● Short task
Take the line that contains "Transcribe the text in this document." and each line after it in the material below, and transcribe them exactly, stopping at the end.

● Supplied material
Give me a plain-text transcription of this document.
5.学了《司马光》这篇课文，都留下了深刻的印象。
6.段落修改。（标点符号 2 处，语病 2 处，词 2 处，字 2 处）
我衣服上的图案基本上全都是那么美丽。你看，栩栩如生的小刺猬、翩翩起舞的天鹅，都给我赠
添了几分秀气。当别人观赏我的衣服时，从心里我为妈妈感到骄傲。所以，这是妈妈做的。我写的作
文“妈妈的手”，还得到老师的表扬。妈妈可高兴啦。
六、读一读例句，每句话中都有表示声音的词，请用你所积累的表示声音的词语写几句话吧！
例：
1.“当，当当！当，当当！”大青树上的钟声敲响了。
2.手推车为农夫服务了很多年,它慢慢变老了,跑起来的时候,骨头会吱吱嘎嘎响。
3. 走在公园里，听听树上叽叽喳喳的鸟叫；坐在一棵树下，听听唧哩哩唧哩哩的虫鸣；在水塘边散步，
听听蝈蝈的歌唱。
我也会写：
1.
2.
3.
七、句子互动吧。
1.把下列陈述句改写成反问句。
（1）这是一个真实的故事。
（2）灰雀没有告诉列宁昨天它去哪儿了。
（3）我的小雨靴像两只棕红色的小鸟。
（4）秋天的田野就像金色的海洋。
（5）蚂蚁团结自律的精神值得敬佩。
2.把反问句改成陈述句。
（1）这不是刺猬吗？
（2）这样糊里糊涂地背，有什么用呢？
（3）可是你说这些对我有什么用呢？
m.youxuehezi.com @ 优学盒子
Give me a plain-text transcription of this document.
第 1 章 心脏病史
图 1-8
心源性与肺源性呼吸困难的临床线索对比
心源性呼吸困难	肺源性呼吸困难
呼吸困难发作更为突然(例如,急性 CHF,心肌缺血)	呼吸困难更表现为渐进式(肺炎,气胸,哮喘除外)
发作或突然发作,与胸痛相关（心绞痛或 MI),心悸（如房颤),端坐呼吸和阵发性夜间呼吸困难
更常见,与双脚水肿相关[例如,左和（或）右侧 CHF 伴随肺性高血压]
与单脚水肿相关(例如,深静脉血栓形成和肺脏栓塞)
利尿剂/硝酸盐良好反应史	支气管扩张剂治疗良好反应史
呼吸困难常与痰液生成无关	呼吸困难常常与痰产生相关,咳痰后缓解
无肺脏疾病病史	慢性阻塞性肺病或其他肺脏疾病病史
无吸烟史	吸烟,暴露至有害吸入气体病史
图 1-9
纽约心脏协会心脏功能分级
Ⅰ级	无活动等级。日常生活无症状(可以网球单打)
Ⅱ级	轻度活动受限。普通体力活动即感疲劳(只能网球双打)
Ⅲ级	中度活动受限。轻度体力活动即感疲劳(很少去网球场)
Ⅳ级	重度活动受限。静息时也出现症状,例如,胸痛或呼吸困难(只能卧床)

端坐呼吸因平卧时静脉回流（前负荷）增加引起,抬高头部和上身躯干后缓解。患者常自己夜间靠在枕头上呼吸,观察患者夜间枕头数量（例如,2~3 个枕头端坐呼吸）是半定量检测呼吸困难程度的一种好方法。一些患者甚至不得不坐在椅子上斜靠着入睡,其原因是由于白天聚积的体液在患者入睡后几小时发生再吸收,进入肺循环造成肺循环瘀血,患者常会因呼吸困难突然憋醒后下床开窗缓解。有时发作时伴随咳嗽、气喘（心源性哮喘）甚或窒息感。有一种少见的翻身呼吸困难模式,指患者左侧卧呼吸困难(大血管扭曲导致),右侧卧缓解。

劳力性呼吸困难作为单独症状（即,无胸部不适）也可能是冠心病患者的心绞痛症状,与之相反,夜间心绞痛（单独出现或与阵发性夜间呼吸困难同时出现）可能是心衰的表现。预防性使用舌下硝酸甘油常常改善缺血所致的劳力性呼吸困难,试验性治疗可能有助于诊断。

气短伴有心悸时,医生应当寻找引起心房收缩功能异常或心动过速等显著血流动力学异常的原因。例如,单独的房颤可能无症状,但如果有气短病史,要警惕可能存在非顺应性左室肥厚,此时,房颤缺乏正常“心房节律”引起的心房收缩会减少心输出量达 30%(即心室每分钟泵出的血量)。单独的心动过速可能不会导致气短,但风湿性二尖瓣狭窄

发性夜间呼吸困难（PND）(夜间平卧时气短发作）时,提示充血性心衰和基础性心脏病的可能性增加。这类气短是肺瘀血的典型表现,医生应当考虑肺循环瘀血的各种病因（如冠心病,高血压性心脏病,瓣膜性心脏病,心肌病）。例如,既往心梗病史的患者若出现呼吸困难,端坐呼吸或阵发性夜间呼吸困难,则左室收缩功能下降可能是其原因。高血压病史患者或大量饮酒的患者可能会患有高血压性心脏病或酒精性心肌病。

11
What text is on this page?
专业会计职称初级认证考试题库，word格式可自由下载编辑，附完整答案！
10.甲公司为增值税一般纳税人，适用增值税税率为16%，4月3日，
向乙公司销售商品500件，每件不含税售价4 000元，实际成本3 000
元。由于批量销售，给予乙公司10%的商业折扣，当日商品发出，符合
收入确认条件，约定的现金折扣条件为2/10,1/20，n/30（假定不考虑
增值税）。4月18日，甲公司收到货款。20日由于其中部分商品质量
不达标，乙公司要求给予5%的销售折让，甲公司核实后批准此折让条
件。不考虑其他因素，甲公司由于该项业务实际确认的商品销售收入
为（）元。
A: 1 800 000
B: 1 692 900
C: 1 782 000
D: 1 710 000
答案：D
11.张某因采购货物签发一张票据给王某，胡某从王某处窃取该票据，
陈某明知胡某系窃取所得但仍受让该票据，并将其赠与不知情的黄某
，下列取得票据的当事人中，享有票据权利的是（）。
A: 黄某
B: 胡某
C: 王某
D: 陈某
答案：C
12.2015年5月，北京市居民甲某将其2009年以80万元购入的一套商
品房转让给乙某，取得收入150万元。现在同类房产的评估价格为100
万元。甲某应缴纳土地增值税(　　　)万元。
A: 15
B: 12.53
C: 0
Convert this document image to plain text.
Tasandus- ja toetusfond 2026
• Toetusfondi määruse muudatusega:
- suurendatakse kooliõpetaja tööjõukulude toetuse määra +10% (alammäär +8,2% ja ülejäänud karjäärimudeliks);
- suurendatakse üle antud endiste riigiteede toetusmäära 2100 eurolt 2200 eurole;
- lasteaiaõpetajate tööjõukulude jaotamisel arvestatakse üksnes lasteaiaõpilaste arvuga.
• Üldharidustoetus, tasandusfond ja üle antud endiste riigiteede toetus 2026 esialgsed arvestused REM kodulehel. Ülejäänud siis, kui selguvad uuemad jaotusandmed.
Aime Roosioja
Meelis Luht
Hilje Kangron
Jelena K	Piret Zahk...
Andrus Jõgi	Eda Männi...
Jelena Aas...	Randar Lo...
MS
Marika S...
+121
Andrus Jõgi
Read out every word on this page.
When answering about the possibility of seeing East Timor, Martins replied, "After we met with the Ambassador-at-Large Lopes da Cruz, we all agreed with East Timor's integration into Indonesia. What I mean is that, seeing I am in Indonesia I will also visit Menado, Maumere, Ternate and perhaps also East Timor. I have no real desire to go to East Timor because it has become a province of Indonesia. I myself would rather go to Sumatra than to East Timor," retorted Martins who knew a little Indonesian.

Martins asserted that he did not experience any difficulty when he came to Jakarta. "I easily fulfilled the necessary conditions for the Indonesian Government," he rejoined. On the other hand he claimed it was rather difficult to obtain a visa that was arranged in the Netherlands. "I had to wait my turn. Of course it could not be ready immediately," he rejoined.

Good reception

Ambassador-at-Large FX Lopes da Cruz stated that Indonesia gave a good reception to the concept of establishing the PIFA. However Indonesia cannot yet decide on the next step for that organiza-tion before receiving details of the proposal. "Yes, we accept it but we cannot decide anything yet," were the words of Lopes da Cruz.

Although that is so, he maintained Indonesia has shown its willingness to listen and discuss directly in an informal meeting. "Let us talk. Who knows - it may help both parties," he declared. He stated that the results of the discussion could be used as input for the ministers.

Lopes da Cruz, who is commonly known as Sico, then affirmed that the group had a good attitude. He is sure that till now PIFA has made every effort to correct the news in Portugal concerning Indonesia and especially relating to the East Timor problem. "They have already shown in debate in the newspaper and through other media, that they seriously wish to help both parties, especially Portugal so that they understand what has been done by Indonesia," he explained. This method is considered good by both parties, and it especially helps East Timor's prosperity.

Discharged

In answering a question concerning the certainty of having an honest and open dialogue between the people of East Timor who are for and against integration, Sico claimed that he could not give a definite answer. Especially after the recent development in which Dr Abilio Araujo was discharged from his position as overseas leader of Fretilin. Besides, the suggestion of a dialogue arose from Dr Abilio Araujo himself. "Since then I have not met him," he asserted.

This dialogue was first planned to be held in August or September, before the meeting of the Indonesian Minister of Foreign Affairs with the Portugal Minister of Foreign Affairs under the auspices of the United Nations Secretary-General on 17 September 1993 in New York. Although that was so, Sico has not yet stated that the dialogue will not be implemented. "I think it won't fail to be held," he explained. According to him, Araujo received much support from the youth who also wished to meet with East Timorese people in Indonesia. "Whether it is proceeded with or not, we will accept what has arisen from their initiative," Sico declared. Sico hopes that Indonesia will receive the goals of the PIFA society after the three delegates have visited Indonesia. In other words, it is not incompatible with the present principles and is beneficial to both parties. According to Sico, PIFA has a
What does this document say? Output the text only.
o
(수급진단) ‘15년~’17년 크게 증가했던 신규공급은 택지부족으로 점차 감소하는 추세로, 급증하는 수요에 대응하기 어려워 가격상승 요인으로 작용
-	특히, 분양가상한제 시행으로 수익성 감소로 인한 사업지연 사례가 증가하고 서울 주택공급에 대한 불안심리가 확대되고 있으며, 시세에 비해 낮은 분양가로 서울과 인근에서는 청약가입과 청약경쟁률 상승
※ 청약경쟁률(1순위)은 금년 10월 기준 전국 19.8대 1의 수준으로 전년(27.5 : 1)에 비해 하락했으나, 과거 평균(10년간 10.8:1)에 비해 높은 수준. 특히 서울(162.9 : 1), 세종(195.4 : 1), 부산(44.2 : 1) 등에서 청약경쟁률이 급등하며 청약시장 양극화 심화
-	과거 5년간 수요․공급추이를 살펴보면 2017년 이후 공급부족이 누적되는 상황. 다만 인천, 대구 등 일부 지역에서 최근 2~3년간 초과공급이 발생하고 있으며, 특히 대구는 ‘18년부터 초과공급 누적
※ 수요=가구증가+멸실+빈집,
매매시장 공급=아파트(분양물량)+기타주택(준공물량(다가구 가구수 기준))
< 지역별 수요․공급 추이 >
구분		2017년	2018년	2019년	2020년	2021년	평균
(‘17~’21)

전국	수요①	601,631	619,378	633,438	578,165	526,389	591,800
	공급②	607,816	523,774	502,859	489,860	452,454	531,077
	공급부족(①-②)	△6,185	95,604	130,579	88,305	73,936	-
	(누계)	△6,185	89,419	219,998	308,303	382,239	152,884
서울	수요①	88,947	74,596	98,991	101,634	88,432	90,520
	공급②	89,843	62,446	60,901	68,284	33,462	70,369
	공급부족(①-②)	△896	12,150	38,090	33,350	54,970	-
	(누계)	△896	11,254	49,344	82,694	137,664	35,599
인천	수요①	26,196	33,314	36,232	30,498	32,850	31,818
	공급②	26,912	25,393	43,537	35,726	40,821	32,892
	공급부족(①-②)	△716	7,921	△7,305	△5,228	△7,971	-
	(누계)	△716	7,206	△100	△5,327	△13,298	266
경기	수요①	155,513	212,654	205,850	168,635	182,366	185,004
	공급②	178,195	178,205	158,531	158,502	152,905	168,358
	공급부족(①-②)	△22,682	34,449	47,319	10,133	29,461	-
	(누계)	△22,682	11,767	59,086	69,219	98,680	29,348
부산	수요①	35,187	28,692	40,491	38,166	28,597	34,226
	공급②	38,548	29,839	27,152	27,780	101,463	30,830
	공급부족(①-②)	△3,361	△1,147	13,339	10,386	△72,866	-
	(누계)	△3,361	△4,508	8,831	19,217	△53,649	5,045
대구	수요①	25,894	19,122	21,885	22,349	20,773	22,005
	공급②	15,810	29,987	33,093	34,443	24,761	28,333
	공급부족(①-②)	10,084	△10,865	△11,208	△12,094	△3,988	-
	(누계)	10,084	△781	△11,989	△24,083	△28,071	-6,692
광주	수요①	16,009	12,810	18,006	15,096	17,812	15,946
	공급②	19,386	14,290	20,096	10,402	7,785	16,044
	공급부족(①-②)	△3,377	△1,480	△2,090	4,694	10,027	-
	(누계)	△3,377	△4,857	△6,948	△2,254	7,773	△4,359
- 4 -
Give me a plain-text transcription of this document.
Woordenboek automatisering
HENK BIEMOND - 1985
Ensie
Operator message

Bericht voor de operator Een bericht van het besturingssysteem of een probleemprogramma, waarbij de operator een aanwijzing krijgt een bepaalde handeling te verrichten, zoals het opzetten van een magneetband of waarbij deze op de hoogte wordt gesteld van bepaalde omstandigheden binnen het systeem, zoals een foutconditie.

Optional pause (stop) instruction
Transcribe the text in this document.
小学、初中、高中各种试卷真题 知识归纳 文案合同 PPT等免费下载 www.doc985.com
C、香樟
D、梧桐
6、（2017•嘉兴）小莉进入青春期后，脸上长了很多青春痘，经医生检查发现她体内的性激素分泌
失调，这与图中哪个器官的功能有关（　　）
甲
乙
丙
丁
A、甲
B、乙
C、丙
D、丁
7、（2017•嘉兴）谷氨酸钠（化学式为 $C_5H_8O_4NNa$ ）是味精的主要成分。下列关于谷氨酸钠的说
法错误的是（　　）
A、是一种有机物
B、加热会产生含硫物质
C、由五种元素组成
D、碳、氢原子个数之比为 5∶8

● Reply to the exercise
Transcribe the text in this document.
小学、初中、高中各种试卷真题 知识归纳 文案合同 PPT等免费下载 www.doc985.com
C、香樟
D、梧桐
6、（2017•嘉兴）小莉进入青春期后，脸上长了很多青春痘，经医生检查发现她体内的性激素分泌
失调，这与图中哪个器官的功能有关（　　）
甲
乙
丙
丁
A、甲
B、乙
C、丙
D、丁
7、（2017•嘉兴）谷氨酸钠（化学式为 $C_5H_8O_4NNa$ ）是味精的主要成分。下列关于谷氨酸钠的说
法错误的是（　　）
A、是一种有机物
B、加热会产生含硫物质
C、由五种元素组成
D、碳、氢原子个数之比为 5∶8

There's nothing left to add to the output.